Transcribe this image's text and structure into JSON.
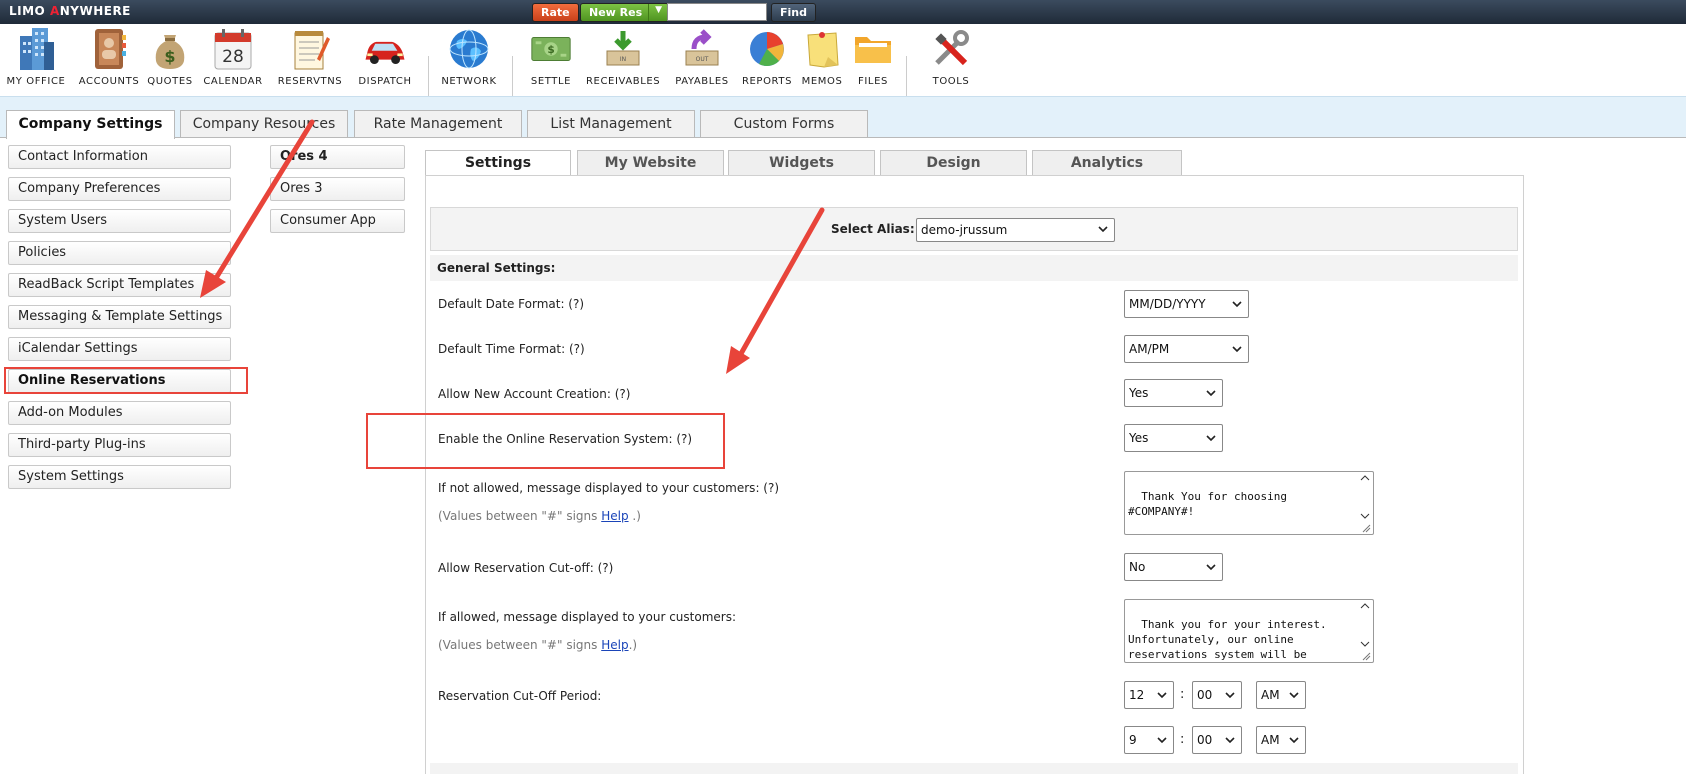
{
  "topbar": {
    "logo_main": "LIMO ",
    "logo_accent": "A",
    "logo_rest": "NYWHERE",
    "rate_label": "Rate",
    "newres_label": "New Res",
    "find_label": "Find",
    "search_value": ""
  },
  "toolbar": [
    {
      "label": "MY OFFICE",
      "icon": "office-building-icon"
    },
    {
      "label": "ACCOUNTS",
      "icon": "address-book-icon"
    },
    {
      "label": "QUOTES",
      "icon": "money-bag-icon"
    },
    {
      "label": "CALENDAR",
      "icon": "calendar-icon",
      "day": "28"
    },
    {
      "label": "RESERVTNS",
      "icon": "notepad-icon"
    },
    {
      "label": "DISPATCH",
      "icon": "car-icon"
    },
    {
      "label": "NETWORK",
      "icon": "globe-icon"
    },
    {
      "label": "SETTLE",
      "icon": "cash-icon"
    },
    {
      "label": "RECEIVABLES",
      "icon": "inbox-icon"
    },
    {
      "label": "PAYABLES",
      "icon": "outbox-icon"
    },
    {
      "label": "REPORTS",
      "icon": "pie-chart-icon"
    },
    {
      "label": "MEMOS",
      "icon": "sticky-note-icon"
    },
    {
      "label": "FILES",
      "icon": "folder-icon"
    },
    {
      "label": "TOOLS",
      "icon": "tools-icon"
    }
  ],
  "main_tabs": [
    "Company Settings",
    "Company Resources",
    "Rate Management",
    "List Management",
    "Custom Forms"
  ],
  "sidebar": [
    "Contact Information",
    "Company Preferences",
    "System Users",
    "Policies",
    "ReadBack Script Templates",
    "Messaging & Template Settings",
    "iCalendar Settings",
    "Online Reservations",
    "Add-on Modules",
    "Third-party Plug-ins",
    "System Settings"
  ],
  "subnav": [
    "Ores 4",
    "Ores 3",
    "Consumer App"
  ],
  "subtabs": [
    "Settings",
    "My Website",
    "Widgets",
    "Design",
    "Analytics"
  ],
  "alias": {
    "label": "Select Alias:",
    "value": "demo-jrussum"
  },
  "general_header": "General Settings:",
  "settings": {
    "date_format": {
      "label": "Default Date Format:  (?)",
      "value": "MM/DD/YYYY"
    },
    "time_format": {
      "label": "Default Time Format:  (?)",
      "value": "AM/PM"
    },
    "new_account": {
      "label": "Allow New Account Creation:  (?)",
      "value": "Yes"
    },
    "enable_ores": {
      "label": "Enable the Online Reservation System:  (?)",
      "value": "Yes"
    },
    "not_allowed_msg": {
      "label": "If not allowed, message displayed to your customers:  (?)",
      "hint_pre": "(Values between \"#\" signs ",
      "hint_link": "Help",
      "hint_post": " .)",
      "value": "Thank You for choosing\n#COMPANY#!"
    },
    "cutoff": {
      "label": "Allow Reservation Cut-off:  (?)",
      "value": "No"
    },
    "allowed_msg": {
      "label": "If allowed, message displayed to your customers:",
      "hint_pre": "(Values between \"#\" signs ",
      "hint_link": "Help",
      "hint_post": ".)",
      "value": "Thank you for your interest.\nUnfortunately, our online\nreservations system will be\noffline from #FROM_TIME# to"
    },
    "cutoff_period": {
      "label": "Reservation Cut-Off Period:",
      "from": {
        "hour": "12",
        "minute": "00",
        "ampm": "AM"
      },
      "to": {
        "hour": "9",
        "minute": "00",
        "ampm": "AM"
      },
      "separator": ":"
    }
  },
  "colors": {
    "annotation_red": "#e8443a",
    "band_blue": "#e3f1fa"
  }
}
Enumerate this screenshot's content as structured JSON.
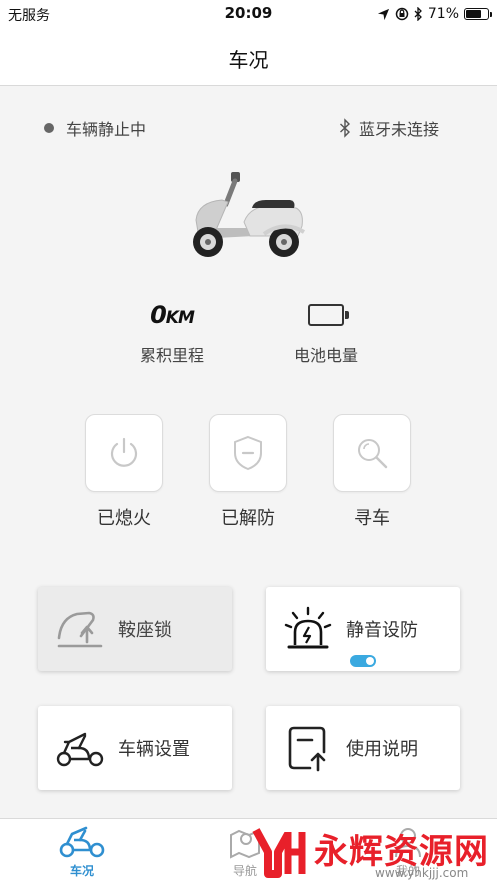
{
  "status_bar": {
    "carrier": "无服务",
    "time": "20:09",
    "battery_percent": "71%",
    "battery_level": 0.71,
    "icons": [
      "location-arrow-icon",
      "rotation-lock-icon",
      "bluetooth-icon",
      "battery-icon"
    ]
  },
  "nav": {
    "title": "车况"
  },
  "vehicle_state": {
    "motion_status": "车辆静止中",
    "bluetooth_status": "蓝牙未连接"
  },
  "stats": {
    "mileage_value": "0",
    "mileage_unit": "KM",
    "mileage_label": "累积里程",
    "battery_label": "电池电量"
  },
  "controls": [
    {
      "label": "已熄火",
      "icon": "power-icon"
    },
    {
      "label": "已解防",
      "icon": "shield-icon"
    },
    {
      "label": "寻车",
      "icon": "search-icon"
    }
  ],
  "cards": {
    "seat_lock": "鞍座锁",
    "silent_arm": "静音设防",
    "silent_arm_toggle_on": true,
    "vehicle_settings": "车辆设置",
    "manual": "使用说明"
  },
  "tabs": [
    {
      "label": "车况",
      "icon": "scooter-icon",
      "active": true
    },
    {
      "label": "导航",
      "icon": "map-pin-icon",
      "active": false
    },
    {
      "label": "我的",
      "icon": "person-icon",
      "active": false
    }
  ],
  "watermark": {
    "brand_text": "永辉资源网",
    "url": "www.yhkjjj.com"
  },
  "colors": {
    "accent": "#3aa9e0",
    "tab_active": "#2f8fd0",
    "watermark": "#e8202a",
    "card_shadow_bg": "#f4f4f4"
  }
}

• _Problem requirements_:
List every line above containing the word "your".

• _Solved problem_:
      "label": "If not allowed, message displayed to your customers:  (?)",
      "label": "If allowed, message displayed to your customers:",
      "value": "Thank you for your interest.\nUnfortunately, our online\nreservations system will be\noffline from #FROM_TIME# to"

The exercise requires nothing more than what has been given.